**What the task requires**: Output only the span of lines that begins at the line containing "Serialize everything readable" and ends at the last line of the data, both included, exactly as they appear.

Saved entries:
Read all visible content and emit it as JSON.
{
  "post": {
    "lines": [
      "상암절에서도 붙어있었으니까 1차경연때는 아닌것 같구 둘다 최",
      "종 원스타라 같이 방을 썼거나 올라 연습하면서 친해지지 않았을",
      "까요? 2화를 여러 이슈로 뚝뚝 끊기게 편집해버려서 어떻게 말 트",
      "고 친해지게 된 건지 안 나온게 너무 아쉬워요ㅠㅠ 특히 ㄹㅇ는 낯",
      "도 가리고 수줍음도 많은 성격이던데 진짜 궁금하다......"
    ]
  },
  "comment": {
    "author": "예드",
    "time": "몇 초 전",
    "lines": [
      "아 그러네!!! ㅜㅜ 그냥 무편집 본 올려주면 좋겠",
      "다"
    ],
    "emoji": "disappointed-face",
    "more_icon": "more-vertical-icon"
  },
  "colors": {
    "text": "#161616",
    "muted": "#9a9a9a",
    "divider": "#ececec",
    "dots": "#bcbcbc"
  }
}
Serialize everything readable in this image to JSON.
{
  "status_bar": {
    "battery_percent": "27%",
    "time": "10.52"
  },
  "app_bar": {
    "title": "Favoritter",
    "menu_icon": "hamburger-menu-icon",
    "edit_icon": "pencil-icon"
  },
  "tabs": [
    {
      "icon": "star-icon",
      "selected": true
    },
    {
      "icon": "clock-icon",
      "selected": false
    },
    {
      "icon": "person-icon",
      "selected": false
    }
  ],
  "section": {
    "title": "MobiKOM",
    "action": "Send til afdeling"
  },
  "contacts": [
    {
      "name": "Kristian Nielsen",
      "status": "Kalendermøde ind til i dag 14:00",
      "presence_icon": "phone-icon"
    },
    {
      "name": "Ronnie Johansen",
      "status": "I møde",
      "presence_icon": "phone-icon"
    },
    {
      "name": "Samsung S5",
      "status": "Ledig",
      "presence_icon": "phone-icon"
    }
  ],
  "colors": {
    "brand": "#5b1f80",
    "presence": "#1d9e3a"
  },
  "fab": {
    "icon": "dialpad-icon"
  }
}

**Solution**:
Serialize everything readable in this image to JSON.
{
  "status_bar": {
    "battery_percent": "27%",
    "time": "10.52"
  },
  "app_bar": {
    "title": "Favoritter",
    "menu_icon": "hamburger-menu-icon",
    "edit_icon": "pencil-icon"
  },
  "tabs": [
    {
      "icon": "star-icon",
      "selected": true
    },
    {
      "icon": "clock-icon",
      "selected": false
    },
    {
      "icon": "person-icon",
      "selected": false
    }
  ],
  "section": {
    "title": "MobiKOM",
    "action": "Send til afdeling"
  },
  "contacts": [
    {
      "name": "Kristian Nielsen",
      "status": "Kalendermøde ind til i dag 14:00",
      "presence_icon": "phone-icon"
    },
    {
      "name": "Ronnie Johansen",
      "status": "I møde",
      "presence_icon": "phone-icon"
    },
    {
      "name": "Samsung S5",
      "status": "Ledig",
      "presence_icon": "phone-icon"
    }
  ],
  "colors": {
    "brand": "#5b1f80",
    "presence": "#1d9e3a"
  },
  "fab": {
    "icon": "dialpad-icon"
  }
}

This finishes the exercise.